— start GIVEN PASSAGE —

Moving Beyond the Summer Slide: Evidence-Based Results with Summer Tutoring Services
“If children can’t learn the way we teach, then we have to teach the way they learn”
– Ignacio Estrada

The Science of Reading: Why Our Methodology Works
Summer vacation provides the ideal window to focus on your child’s literacy skills without the added weight and pressure of daily school homework. At Reading with Results, our summer tutoring services are grounded in the Science of Reading, a research-based educational framework detailing how the human brain learns to process written language.
True dyslexia stems from an underlying deficit in Phonological Processing, which is the language ability to identify and manipulate individual sounds within words. To bridge this gap, our summer programs use the prestigious Orton-Gillingham Approach, a scientifically proven framework engineered to rewire the brain’s language centers.
During our sessions, tutors employ multisensory techniques that simultaneously engage visual, auditory, and kinesthetic pathways to reinforce neural connections.
Students don’t just look at letters; they manipulate color-coded tiles representing distinct letter sounds, syllables, and word parts.

Structured Literacy vs. Guessing: Why We Are Better Than General Summer Tutoring
Many parents mistakenly look into traditional school makeup classes or general summer tutors who only offer basic homework help, casual book clubs, or generalized study skills. Unfortunately, these standard methods don’t provide the intervention a dyslexic mind requires to thrive.

— end GIVEN PASSAGE —
— start EXTRACTED ENTRIES —

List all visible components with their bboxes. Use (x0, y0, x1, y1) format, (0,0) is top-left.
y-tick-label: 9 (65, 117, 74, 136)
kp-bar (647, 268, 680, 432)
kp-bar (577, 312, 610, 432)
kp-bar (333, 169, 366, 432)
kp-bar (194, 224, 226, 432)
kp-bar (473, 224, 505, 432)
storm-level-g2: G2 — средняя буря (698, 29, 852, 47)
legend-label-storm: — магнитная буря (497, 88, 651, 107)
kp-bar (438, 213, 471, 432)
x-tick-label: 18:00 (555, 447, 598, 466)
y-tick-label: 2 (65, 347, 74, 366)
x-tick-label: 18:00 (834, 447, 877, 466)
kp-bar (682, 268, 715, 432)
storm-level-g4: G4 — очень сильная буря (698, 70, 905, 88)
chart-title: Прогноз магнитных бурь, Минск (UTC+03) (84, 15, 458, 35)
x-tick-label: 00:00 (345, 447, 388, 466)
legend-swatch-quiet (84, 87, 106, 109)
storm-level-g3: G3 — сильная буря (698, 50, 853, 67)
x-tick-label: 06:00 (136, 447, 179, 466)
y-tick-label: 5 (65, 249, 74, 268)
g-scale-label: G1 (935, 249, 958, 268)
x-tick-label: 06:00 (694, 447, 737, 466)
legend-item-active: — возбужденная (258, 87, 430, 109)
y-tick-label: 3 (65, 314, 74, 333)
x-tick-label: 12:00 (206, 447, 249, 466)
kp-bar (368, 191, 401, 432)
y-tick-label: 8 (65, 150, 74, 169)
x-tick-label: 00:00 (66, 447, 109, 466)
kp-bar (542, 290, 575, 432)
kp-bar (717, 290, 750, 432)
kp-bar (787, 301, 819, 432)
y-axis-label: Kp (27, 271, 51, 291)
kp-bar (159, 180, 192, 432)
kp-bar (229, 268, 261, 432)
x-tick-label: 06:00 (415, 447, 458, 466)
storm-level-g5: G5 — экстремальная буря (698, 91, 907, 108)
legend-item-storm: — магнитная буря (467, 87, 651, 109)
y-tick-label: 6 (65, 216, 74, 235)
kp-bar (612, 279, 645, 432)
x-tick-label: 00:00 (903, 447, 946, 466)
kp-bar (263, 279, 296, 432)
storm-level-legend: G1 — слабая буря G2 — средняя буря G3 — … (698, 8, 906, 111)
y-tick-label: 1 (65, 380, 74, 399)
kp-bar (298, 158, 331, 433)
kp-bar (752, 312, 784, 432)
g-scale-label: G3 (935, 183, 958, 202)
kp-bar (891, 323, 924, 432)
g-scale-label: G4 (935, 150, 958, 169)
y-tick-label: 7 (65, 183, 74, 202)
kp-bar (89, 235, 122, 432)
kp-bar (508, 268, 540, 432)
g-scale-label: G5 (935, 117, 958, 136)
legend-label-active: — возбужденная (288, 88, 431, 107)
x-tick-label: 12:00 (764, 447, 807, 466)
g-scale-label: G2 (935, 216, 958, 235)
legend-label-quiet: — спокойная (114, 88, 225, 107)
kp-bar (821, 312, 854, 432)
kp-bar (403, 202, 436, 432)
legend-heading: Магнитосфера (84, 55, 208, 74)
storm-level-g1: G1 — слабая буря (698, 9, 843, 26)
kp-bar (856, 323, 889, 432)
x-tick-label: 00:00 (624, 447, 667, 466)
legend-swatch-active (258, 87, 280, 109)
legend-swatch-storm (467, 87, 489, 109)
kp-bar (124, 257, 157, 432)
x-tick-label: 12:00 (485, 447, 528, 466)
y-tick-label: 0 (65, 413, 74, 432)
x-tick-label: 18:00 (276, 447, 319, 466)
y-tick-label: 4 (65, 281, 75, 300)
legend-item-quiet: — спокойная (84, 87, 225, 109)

— end EXTRACTED ENTRIES —

REQUEST:
In the summer tutoring page, which sensory pathways do the tutors' multisensory techniques engage? List all of them. The records above are separate material, apart from the summer tutoring page.

RESULT OF THE EXERCISE:
Visual, auditory, and kinesthetic.